課題 ▸
[1] 文書セクションの内容を2文で要約するとどうなりますか？
[2] 文書セクションを、「ナンセンス演劇の極北として、」という語句を含む箇所から「(笑)、そこが面白いところ。」の語句のところまで、そのまま繰り返してください。

文書セクション ▸
○ ○ ○ ○ ○ ○ ○

ナンセンス演劇の極北として、奇抜な設定と展開で、演劇界のみならずドラマ・映画業界内にもファンが多い脚本家・演出家のブルー&スカイの作・演出による新作演劇公演。業績の悪化している下町の町工場と、その町工場の融資担当の銀行員が、会社再建のためにあれこれ頑張る、だけどまともな人間は一人も登場しないので、終始何を物語っているのかよくわからない、デタラメで混沌としたコメディ。もう『不要不急』の代表のような内容(笑)、そこが面白いところ。
見るからに”経営がやばそうな”工場。従業員の会話「本当なんです」「おしまいだ」、そこへ経営者が「お疲れ様!」と元気よく。このGAP、思わずくすくす笑いが客席から起こる。銀行員が2名訪れる、融資の回収に、だ。

○ ○ ○ ○ ○ ○ ○

生データ ▸
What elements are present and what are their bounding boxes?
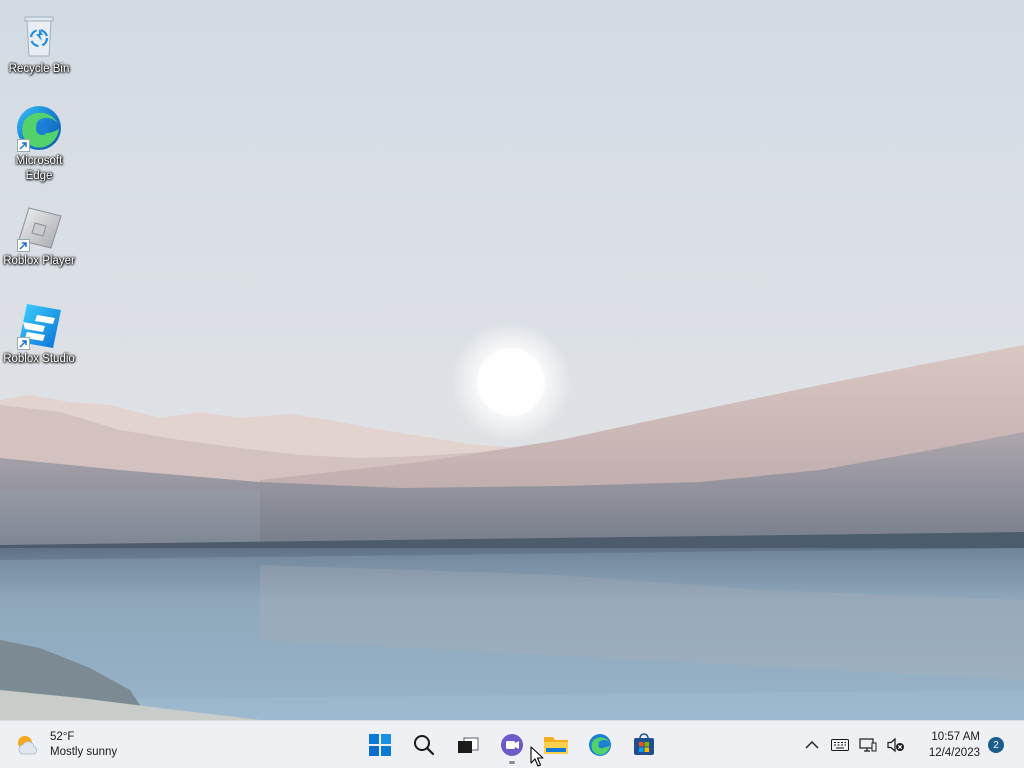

○ ○ ○ ○ ○ ○ ○

想定解答 ▸
[1] ブルー&スカイが作・演出を手がける新作演劇公演です。業績の悪化した下町の町工場と融資担当の銀行員が会社再建のために奮闘するものの、まともな人間が一人も登場しない混沌としたコメディで、冒頭では従業員が「おしまいだ」と話すところへ経営者が元気よく現れ、その落差に客席から笑いが起こります。

[2]
ナンセンス演劇の極北として、奇抜な設定と展開で、演劇界のみならずドラマ・映画業界内にもファンが多い脚本家・演出家のブルー&スカイの作・演出による新作演劇公演。業績の悪化している下町の町工場と、その町工場の融資担当の銀行員が、会社再建のためにあれこれ頑張る、だけどまともな人間は一人も登場しないので、終始何を物語っているのかよくわからない、デタラメで混沌としたコメディ。もう『不要不急』の代表のような内容(笑)、そこが面白いところ。